## [Figure record listings]
==================================================

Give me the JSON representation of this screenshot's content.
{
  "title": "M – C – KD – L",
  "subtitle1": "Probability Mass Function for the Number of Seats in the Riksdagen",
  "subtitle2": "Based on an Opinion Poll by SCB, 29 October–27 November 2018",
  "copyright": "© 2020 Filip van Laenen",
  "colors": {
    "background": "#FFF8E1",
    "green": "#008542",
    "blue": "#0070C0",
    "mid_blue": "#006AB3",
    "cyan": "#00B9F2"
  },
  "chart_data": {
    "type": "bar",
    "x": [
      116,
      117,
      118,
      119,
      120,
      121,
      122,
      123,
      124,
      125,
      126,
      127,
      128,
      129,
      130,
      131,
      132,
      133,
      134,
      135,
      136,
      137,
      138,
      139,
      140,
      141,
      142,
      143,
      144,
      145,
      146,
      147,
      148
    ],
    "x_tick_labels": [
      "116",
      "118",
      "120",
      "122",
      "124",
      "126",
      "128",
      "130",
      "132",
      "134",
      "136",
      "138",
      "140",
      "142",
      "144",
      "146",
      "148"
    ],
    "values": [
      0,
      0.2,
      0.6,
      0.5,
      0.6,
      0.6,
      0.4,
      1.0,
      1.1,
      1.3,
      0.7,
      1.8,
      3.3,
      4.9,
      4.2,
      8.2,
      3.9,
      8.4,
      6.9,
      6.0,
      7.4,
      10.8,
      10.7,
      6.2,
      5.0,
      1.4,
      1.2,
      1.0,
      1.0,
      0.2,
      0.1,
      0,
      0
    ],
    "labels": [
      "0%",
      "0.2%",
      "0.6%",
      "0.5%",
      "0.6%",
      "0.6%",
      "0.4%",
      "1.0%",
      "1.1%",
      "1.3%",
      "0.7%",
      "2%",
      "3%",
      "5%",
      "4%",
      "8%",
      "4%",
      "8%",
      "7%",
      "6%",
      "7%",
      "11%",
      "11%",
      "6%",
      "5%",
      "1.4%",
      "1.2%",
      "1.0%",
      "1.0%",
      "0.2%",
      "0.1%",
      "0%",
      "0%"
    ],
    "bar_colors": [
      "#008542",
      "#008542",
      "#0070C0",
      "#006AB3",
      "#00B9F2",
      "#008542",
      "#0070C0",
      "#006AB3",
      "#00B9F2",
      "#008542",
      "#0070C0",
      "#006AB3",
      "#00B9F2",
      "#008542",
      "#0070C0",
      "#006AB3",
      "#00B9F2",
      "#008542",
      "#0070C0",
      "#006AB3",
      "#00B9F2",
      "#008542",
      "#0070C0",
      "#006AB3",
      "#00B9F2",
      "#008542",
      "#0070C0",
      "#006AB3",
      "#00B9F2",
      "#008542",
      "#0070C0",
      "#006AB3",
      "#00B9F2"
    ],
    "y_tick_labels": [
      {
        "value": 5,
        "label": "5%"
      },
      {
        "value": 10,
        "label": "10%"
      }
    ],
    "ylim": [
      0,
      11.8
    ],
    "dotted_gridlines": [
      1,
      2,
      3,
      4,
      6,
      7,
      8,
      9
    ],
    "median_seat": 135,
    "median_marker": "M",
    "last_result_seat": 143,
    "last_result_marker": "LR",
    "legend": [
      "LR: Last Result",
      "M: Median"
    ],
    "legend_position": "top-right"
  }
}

==================================================

## [Given instruction]
Retype the listing exactly, in full.

## [Full answer]
Give me the JSON representation of this screenshot's content.
{
  "title": "M – C – KD – L",
  "subtitle1": "Probability Mass Function for the Number of Seats in the Riksdagen",
  "subtitle2": "Based on an Opinion Poll by SCB, 29 October–27 November 2018",
  "copyright": "© 2020 Filip van Laenen",
  "colors": {
    "background": "#FFF8E1",
    "green": "#008542",
    "blue": "#0070C0",
    "mid_blue": "#006AB3",
    "cyan": "#00B9F2"
  },
  "chart_data": {
    "type": "bar",
    "x": [
      116,
      117,
      118,
      119,
      120,
      121,
      122,
      123,
      124,
      125,
      126,
      127,
      128,
      129,
      130,
      131,
      132,
      133,
      134,
      135,
      136,
      137,
      138,
      139,
      140,
      141,
      142,
      143,
      144,
      145,
      146,
      147,
      148
    ],
    "x_tick_labels": [
      "116",
      "118",
      "120",
      "122",
      "124",
      "126",
      "128",
      "130",
      "132",
      "134",
      "136",
      "138",
      "140",
      "142",
      "144",
      "146",
      "148"
    ],
    "values": [
      0,
      0.2,
      0.6,
      0.5,
      0.6,
      0.6,
      0.4,
      1.0,
      1.1,
      1.3,
      0.7,
      1.8,
      3.3,
      4.9,
      4.2,
      8.2,
      3.9,
      8.4,
      6.9,
      6.0,
      7.4,
      10.8,
      10.7,
      6.2,
      5.0,
      1.4,
      1.2,
      1.0,
      1.0,
      0.2,
      0.1,
      0,
      0
    ],
    "labels": [
      "0%",
      "0.2%",
      "0.6%",
      "0.5%",
      "0.6%",
      "0.6%",
      "0.4%",
      "1.0%",
      "1.1%",
      "1.3%",
      "0.7%",
      "2%",
      "3%",
      "5%",
      "4%",
      "8%",
      "4%",
      "8%",
      "7%",
      "6%",
      "7%",
      "11%",
      "11%",
      "6%",
      "5%",
      "1.4%",
      "1.2%",
      "1.0%",
      "1.0%",
      "0.2%",
      "0.1%",
      "0%",
      "0%"
    ],
    "bar_colors": [
      "#008542",
      "#008542",
      "#0070C0",
      "#006AB3",
      "#00B9F2",
      "#008542",
      "#0070C0",
      "#006AB3",
      "#00B9F2",
      "#008542",
      "#0070C0",
      "#006AB3",
      "#00B9F2",
      "#008542",
      "#0070C0",
      "#006AB3",
      "#00B9F2",
      "#008542",
      "#0070C0",
      "#006AB3",
      "#00B9F2",
      "#008542",
      "#0070C0",
      "#006AB3",
      "#00B9F2",
      "#008542",
      "#0070C0",
      "#006AB3",
      "#00B9F2",
      "#008542",
      "#0070C0",
      "#006AB3",
      "#00B9F2"
    ],
    "y_tick_labels": [
      {
        "value": 5,
        "label": "5%"
      },
      {
        "value": 10,
        "label": "10%"
      }
    ],
    "ylim": [
      0,
      11.8
    ],
    "dotted_gridlines": [
      1,
      2,
      3,
      4,
      6,
      7,
      8,
      9
    ],
    "median_seat": 135,
    "median_marker": "M",
    "last_result_seat": 143,
    "last_result_marker": "LR",
    "legend": [
      "LR: Last Result",
      "M: Median"
    ],
    "legend_position": "top-right"
  }
}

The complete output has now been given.